— start of DATA FOR PROCESSING —

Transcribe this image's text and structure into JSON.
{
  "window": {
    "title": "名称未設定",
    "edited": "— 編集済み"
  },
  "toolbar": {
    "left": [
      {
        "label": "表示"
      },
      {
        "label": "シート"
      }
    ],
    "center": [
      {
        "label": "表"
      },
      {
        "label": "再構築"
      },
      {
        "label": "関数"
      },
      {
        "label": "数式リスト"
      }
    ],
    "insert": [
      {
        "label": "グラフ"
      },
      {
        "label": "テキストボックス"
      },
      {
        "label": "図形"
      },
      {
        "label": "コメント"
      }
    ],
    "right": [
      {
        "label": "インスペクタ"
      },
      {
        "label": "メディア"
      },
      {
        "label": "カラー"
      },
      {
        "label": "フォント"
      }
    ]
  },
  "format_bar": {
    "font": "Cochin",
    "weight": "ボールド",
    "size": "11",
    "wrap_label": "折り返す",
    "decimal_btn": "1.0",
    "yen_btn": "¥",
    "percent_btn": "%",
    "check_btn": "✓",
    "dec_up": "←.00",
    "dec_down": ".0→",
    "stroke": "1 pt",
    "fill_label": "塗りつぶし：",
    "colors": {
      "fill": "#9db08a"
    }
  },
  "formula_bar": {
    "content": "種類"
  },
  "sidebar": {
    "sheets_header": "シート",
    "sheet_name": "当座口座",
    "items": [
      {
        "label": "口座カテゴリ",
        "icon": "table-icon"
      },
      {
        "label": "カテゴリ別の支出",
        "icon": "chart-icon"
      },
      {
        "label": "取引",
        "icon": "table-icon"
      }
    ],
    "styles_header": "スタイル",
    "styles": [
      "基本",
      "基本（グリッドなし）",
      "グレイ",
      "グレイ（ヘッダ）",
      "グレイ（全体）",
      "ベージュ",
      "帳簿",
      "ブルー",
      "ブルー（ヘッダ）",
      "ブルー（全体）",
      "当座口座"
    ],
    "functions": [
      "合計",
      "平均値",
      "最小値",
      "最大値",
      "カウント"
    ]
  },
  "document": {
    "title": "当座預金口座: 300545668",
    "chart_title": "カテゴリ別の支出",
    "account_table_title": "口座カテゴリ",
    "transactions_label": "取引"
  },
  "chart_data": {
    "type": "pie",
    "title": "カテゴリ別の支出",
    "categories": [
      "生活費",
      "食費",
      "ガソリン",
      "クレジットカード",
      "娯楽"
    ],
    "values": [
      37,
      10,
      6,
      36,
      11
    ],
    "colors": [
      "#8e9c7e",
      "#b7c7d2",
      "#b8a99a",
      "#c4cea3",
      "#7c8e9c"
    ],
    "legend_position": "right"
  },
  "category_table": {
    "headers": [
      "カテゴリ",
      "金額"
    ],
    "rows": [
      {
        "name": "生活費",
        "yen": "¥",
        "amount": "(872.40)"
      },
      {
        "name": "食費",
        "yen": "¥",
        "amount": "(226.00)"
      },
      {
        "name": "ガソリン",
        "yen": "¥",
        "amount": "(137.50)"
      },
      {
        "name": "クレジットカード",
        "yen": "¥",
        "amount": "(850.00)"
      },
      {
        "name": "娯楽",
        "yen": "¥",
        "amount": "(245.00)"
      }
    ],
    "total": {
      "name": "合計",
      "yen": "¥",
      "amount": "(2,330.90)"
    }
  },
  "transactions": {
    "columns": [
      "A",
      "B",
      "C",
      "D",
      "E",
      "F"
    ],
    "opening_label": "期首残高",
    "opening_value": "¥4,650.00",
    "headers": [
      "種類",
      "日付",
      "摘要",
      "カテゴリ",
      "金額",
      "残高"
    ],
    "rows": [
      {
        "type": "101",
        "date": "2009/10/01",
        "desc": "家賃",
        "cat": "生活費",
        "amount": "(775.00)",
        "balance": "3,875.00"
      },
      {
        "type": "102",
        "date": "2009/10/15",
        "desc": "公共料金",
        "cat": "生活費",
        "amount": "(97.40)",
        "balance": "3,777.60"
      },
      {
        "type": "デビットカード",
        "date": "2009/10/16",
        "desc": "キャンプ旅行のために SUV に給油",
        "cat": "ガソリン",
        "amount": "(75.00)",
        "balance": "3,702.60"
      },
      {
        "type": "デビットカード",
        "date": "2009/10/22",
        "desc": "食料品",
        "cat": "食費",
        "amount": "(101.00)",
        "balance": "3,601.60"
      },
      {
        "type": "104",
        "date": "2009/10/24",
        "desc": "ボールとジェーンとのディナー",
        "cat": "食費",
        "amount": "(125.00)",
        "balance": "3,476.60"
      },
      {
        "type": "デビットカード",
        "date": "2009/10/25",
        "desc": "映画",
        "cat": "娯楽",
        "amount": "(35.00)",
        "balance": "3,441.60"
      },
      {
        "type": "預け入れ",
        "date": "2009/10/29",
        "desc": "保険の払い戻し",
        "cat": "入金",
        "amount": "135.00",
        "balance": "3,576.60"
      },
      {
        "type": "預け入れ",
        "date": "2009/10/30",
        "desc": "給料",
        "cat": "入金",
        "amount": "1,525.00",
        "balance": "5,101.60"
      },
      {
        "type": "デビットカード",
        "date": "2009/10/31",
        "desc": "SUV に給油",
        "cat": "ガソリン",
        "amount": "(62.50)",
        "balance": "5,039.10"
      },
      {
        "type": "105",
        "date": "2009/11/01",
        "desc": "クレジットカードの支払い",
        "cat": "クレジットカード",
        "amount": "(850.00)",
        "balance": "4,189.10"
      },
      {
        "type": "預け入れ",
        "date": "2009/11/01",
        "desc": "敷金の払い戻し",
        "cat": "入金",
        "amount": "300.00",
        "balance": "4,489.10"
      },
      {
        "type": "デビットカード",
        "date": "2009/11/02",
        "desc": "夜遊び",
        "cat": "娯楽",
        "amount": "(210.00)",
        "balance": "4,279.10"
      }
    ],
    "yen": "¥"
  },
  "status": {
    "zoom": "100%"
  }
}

— end of DATA FOR PROCESSING —

- [EXERCISE DESCRIPTION] Everything in the listing above should be restated exactly.

- [FULL RESPONSE]
Transcribe this image's text and structure into JSON.
{
  "window": {
    "title": "名称未設定",
    "edited": "— 編集済み"
  },
  "toolbar": {
    "left": [
      {
        "label": "表示"
      },
      {
        "label": "シート"
      }
    ],
    "center": [
      {
        "label": "表"
      },
      {
        "label": "再構築"
      },
      {
        "label": "関数"
      },
      {
        "label": "数式リスト"
      }
    ],
    "insert": [
      {
        "label": "グラフ"
      },
      {
        "label": "テキストボックス"
      },
      {
        "label": "図形"
      },
      {
        "label": "コメント"
      }
    ],
    "right": [
      {
        "label": "インスペクタ"
      },
      {
        "label": "メディア"
      },
      {
        "label": "カラー"
      },
      {
        "label": "フォント"
      }
    ]
  },
  "format_bar": {
    "font": "Cochin",
    "weight": "ボールド",
    "size": "11",
    "wrap_label": "折り返す",
    "decimal_btn": "1.0",
    "yen_btn": "¥",
    "percent_btn": "%",
    "check_btn": "✓",
    "dec_up": "←.00",
    "dec_down": ".0→",
    "stroke": "1 pt",
    "fill_label": "塗りつぶし：",
    "colors": {
      "fill": "#9db08a"
    }
  },
  "formula_bar": {
    "content": "種類"
  },
  "sidebar": {
    "sheets_header": "シート",
    "sheet_name": "当座口座",
    "items": [
      {
        "label": "口座カテゴリ",
        "icon": "table-icon"
      },
      {
        "label": "カテゴリ別の支出",
        "icon": "chart-icon"
      },
      {
        "label": "取引",
        "icon": "table-icon"
      }
    ],
    "styles_header": "スタイル",
    "styles": [
      "基本",
      "基本（グリッドなし）",
      "グレイ",
      "グレイ（ヘッダ）",
      "グレイ（全体）",
      "ベージュ",
      "帳簿",
      "ブルー",
      "ブルー（ヘッダ）",
      "ブルー（全体）",
      "当座口座"
    ],
    "functions": [
      "合計",
      "平均値",
      "最小値",
      "最大値",
      "カウント"
    ]
  },
  "document": {
    "title": "当座預金口座: 300545668",
    "chart_title": "カテゴリ別の支出",
    "account_table_title": "口座カテゴリ",
    "transactions_label": "取引"
  },
  "chart_data": {
    "type": "pie",
    "title": "カテゴリ別の支出",
    "categories": [
      "生活費",
      "食費",
      "ガソリン",
      "クレジットカード",
      "娯楽"
    ],
    "values": [
      37,
      10,
      6,
      36,
      11
    ],
    "colors": [
      "#8e9c7e",
      "#b7c7d2",
      "#b8a99a",
      "#c4cea3",
      "#7c8e9c"
    ],
    "legend_position": "right"
  },
  "category_table": {
    "headers": [
      "カテゴリ",
      "金額"
    ],
    "rows": [
      {
        "name": "生活費",
        "yen": "¥",
        "amount": "(872.40)"
      },
      {
        "name": "食費",
        "yen": "¥",
        "amount": "(226.00)"
      },
      {
        "name": "ガソリン",
        "yen": "¥",
        "amount": "(137.50)"
      },
      {
        "name": "クレジットカード",
        "yen": "¥",
        "amount": "(850.00)"
      },
      {
        "name": "娯楽",
        "yen": "¥",
        "amount": "(245.00)"
      }
    ],
    "total": {
      "name": "合計",
      "yen": "¥",
      "amount": "(2,330.90)"
    }
  },
  "transactions": {
    "columns": [
      "A",
      "B",
      "C",
      "D",
      "E",
      "F"
    ],
    "opening_label": "期首残高",
    "opening_value": "¥4,650.00",
    "headers": [
      "種類",
      "日付",
      "摘要",
      "カテゴリ",
      "金額",
      "残高"
    ],
    "rows": [
      {
        "type": "101",
        "date": "2009/10/01",
        "desc": "家賃",
        "cat": "生活費",
        "amount": "(775.00)",
        "balance": "3,875.00"
      },
      {
        "type": "102",
        "date": "2009/10/15",
        "desc": "公共料金",
        "cat": "生活費",
        "amount": "(97.40)",
        "balance": "3,777.60"
      },
      {
        "type": "デビットカード",
        "date": "2009/10/16",
        "desc": "キャンプ旅行のために SUV に給油",
        "cat": "ガソリン",
        "amount": "(75.00)",
        "balance": "3,702.60"
      },
      {
        "type": "デビットカード",
        "date": "2009/10/22",
        "desc": "食料品",
        "cat": "食費",
        "amount": "(101.00)",
        "balance": "3,601.60"
      },
      {
        "type": "104",
        "date": "2009/10/24",
        "desc": "ボールとジェーンとのディナー",
        "cat": "食費",
        "amount": "(125.00)",
        "balance": "3,476.60"
      },
      {
        "type": "デビットカード",
        "date": "2009/10/25",
        "desc": "映画",
        "cat": "娯楽",
        "amount": "(35.00)",
        "balance": "3,441.60"
      },
      {
        "type": "預け入れ",
        "date": "2009/10/29",
        "desc": "保険の払い戻し",
        "cat": "入金",
        "amount": "135.00",
        "balance": "3,576.60"
      },
      {
        "type": "預け入れ",
        "date": "2009/10/30",
        "desc": "給料",
        "cat": "入金",
        "amount": "1,525.00",
        "balance": "5,101.60"
      },
      {
        "type": "デビットカード",
        "date": "2009/10/31",
        "desc": "SUV に給油",
        "cat": "ガソリン",
        "amount": "(62.50)",
        "balance": "5,039.10"
      },
      {
        "type": "105",
        "date": "2009/11/01",
        "desc": "クレジットカードの支払い",
        "cat": "クレジットカード",
        "amount": "(850.00)",
        "balance": "4,189.10"
      },
      {
        "type": "預け入れ",
        "date": "2009/11/01",
        "desc": "敷金の払い戻し",
        "cat": "入金",
        "amount": "300.00",
        "balance": "4,489.10"
      },
      {
        "type": "デビットカード",
        "date": "2009/11/02",
        "desc": "夜遊び",
        "cat": "娯楽",
        "amount": "(210.00)",
        "balance": "4,279.10"
      }
    ],
    "yen": "¥"
  },
  "status": {
    "zoom": "100%"
  }
}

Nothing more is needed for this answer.